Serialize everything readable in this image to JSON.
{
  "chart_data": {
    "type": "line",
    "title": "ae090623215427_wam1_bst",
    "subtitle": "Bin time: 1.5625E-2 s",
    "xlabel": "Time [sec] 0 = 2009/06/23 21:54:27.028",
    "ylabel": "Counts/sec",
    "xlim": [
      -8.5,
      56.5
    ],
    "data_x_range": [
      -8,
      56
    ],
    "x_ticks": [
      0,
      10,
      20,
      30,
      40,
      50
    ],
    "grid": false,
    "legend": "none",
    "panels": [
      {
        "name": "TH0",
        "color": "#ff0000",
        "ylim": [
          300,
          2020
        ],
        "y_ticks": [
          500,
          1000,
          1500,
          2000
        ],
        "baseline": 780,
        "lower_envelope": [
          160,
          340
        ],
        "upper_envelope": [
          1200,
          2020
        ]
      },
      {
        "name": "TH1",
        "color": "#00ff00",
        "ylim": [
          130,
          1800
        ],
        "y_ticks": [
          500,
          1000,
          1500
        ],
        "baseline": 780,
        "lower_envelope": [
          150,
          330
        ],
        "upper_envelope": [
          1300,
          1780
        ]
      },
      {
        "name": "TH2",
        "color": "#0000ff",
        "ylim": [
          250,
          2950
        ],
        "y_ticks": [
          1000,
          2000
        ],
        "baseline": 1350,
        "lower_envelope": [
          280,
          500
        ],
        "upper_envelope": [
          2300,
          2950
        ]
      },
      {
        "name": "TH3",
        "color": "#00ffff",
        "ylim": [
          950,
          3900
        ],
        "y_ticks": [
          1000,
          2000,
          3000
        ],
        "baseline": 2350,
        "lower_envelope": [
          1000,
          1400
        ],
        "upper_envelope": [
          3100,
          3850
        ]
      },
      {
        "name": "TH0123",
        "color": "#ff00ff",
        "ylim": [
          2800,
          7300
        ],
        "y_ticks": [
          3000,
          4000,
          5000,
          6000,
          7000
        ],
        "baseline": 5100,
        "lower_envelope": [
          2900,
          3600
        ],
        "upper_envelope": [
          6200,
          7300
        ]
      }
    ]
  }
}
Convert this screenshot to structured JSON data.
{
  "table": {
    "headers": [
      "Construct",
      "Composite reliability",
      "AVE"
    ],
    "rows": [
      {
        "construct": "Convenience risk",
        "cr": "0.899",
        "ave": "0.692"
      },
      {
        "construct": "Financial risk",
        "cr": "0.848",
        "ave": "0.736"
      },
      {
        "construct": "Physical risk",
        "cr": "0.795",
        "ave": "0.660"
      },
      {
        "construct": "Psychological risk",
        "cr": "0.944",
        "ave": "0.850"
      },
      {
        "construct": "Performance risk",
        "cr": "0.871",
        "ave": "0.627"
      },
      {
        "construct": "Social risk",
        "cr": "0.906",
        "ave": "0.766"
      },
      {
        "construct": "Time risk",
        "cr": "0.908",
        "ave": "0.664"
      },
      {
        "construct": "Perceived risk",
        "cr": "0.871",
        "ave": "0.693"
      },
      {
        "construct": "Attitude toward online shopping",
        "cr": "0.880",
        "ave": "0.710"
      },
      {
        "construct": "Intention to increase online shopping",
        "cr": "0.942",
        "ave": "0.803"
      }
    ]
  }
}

=======

» **Written instruction**
Give back all the records exactly as they stand.

» **Answer to the task**
Serialize everything readable in this image to JSON.
{
  "chart_data": {
    "type": "line",
    "title": "ae090623215427_wam1_bst",
    "subtitle": "Bin time: 1.5625E-2 s",
    "xlabel": "Time [sec] 0 = 2009/06/23 21:54:27.028",
    "ylabel": "Counts/sec",
    "xlim": [
      -8.5,
      56.5
    ],
    "data_x_range": [
      -8,
      56
    ],
    "x_ticks": [
      0,
      10,
      20,
      30,
      40,
      50
    ],
    "grid": false,
    "legend": "none",
    "panels": [
      {
        "name": "TH0",
        "color": "#ff0000",
        "ylim": [
          300,
          2020
        ],
        "y_ticks": [
          500,
          1000,
          1500,
          2000
        ],
        "baseline": 780,
        "lower_envelope": [
          160,
          340
        ],
        "upper_envelope": [
          1200,
          2020
        ]
      },
      {
        "name": "TH1",
        "color": "#00ff00",
        "ylim": [
          130,
          1800
        ],
        "y_ticks": [
          500,
          1000,
          1500
        ],
        "baseline": 780,
        "lower_envelope": [
          150,
          330
        ],
        "upper_envelope": [
          1300,
          1780
        ]
      },
      {
        "name": "TH2",
        "color": "#0000ff",
        "ylim": [
          250,
          2950
        ],
        "y_ticks": [
          1000,
          2000
        ],
        "baseline": 1350,
        "lower_envelope": [
          280,
          500
        ],
        "upper_envelope": [
          2300,
          2950
        ]
      },
      {
        "name": "TH3",
        "color": "#00ffff",
        "ylim": [
          950,
          3900
        ],
        "y_ticks": [
          1000,
          2000,
          3000
        ],
        "baseline": 2350,
        "lower_envelope": [
          1000,
          1400
        ],
        "upper_envelope": [
          3100,
          3850
        ]
      },
      {
        "name": "TH0123",
        "color": "#ff00ff",
        "ylim": [
          2800,
          7300
        ],
        "y_ticks": [
          3000,
          4000,
          5000,
          6000,
          7000
        ],
        "baseline": 5100,
        "lower_envelope": [
          2900,
          3600
        ],
        "upper_envelope": [
          6200,
          7300
        ]
      }
    ]
  }
}
Convert this screenshot to structured JSON data.
{
  "table": {
    "headers": [
      "Construct",
      "Composite reliability",
      "AVE"
    ],
    "rows": [
      {
        "construct": "Convenience risk",
        "cr": "0.899",
        "ave": "0.692"
      },
      {
        "construct": "Financial risk",
        "cr": "0.848",
        "ave": "0.736"
      },
      {
        "construct": "Physical risk",
        "cr": "0.795",
        "ave": "0.660"
      },
      {
        "construct": "Psychological risk",
        "cr": "0.944",
        "ave": "0.850"
      },
      {
        "construct": "Performance risk",
        "cr": "0.871",
        "ave": "0.627"
      },
      {
        "construct": "Social risk",
        "cr": "0.906",
        "ave": "0.766"
      },
      {
        "construct": "Time risk",
        "cr": "0.908",
        "ave": "0.664"
      },
      {
        "construct": "Perceived risk",
        "cr": "0.871",
        "ave": "0.693"
      },
      {
        "construct": "Attitude toward online shopping",
        "cr": "0.880",
        "ave": "0.710"
      },
      {
        "construct": "Intention to increase online shopping",
        "cr": "0.942",
        "ave": "0.803"
      }
    ]
  }
}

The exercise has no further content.